» Written exercise:
In the entries below, find every line with "Cargonizer" and copy it.

» Material shown:
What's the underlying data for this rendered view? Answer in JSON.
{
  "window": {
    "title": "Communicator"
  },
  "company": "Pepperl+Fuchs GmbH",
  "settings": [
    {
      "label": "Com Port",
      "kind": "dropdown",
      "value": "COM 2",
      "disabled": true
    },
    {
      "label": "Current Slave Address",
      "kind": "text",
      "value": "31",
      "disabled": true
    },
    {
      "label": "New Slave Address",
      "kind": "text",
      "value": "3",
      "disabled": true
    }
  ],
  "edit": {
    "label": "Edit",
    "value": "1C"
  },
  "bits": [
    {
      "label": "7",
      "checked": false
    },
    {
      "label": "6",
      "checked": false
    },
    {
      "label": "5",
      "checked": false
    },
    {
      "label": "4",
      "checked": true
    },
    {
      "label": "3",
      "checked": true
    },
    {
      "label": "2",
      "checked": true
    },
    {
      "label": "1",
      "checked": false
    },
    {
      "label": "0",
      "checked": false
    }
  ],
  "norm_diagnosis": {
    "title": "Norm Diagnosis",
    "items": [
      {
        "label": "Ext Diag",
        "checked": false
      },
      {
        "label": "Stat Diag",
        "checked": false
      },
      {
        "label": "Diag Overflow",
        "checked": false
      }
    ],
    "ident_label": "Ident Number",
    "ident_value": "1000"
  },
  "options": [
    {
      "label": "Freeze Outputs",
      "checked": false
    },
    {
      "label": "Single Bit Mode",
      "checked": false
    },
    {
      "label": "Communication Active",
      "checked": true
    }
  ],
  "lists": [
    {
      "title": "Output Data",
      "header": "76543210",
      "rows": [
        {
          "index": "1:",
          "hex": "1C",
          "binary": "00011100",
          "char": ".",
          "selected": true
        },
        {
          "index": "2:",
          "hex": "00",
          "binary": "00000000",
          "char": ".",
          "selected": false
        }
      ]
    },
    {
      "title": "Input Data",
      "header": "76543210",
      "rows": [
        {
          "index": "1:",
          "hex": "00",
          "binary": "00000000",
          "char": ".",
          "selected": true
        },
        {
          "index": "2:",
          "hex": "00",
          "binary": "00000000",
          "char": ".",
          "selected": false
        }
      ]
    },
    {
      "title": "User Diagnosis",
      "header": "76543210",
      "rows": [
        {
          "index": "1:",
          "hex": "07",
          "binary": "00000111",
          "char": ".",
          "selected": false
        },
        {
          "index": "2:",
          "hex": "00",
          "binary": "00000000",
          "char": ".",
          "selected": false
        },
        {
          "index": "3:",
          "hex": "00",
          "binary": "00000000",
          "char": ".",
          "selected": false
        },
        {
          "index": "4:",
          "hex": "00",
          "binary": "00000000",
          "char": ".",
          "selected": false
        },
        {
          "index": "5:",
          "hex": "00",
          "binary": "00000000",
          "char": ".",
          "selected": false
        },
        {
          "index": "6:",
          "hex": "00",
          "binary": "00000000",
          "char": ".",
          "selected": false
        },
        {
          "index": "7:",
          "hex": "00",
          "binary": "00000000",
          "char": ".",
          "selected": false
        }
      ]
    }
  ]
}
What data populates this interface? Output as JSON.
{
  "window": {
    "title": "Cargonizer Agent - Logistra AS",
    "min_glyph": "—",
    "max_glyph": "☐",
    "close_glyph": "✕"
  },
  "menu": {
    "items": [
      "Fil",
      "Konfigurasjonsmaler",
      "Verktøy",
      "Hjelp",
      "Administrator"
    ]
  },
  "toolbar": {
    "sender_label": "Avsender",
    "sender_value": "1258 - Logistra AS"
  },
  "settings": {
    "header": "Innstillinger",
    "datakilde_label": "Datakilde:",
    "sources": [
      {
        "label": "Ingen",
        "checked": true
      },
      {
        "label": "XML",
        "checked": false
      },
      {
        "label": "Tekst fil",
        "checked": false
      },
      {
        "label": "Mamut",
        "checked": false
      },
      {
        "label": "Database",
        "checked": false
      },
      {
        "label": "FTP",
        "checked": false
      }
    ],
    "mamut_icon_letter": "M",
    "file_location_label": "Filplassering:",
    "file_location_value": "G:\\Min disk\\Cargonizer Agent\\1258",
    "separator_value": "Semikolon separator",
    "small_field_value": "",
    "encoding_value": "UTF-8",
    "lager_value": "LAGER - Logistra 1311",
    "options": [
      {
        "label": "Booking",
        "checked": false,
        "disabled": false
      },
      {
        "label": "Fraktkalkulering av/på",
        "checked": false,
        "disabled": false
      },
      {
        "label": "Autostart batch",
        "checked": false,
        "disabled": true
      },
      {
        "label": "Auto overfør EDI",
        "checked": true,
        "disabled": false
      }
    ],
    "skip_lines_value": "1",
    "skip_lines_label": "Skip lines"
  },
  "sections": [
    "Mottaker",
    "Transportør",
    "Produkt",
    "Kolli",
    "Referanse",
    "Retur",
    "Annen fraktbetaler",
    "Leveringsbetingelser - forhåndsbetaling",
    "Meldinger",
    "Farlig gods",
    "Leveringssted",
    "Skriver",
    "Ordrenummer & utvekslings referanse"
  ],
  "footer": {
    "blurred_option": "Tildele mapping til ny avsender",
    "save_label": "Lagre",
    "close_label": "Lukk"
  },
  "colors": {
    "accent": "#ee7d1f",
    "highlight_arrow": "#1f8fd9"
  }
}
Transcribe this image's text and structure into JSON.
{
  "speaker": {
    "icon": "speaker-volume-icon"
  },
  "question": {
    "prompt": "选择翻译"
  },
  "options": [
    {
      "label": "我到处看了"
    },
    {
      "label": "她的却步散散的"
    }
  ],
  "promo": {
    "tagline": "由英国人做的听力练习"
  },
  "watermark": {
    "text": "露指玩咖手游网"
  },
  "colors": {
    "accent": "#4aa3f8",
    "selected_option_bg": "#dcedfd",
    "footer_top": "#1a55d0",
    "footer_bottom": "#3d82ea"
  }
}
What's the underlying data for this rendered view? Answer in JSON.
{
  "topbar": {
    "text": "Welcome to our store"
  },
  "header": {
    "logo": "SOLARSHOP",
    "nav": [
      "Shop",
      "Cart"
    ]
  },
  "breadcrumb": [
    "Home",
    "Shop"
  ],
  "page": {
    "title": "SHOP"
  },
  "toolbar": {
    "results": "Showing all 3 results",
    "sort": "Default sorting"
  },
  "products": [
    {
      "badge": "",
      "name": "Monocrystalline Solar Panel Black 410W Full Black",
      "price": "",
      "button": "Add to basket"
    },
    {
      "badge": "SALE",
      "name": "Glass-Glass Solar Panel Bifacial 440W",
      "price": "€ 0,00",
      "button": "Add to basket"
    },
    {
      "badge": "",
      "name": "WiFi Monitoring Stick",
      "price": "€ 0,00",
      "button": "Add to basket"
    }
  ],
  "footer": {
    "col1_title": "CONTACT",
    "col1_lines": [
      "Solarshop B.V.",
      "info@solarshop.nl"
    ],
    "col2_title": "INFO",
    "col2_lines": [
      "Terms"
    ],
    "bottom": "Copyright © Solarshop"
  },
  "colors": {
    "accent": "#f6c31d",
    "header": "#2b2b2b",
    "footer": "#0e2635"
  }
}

» Correct output:
    "title": "Cargonizer Agent - Logistra AS",
    "file_location_value": "G:\\Min disk\\Cargonizer Agent\\1258",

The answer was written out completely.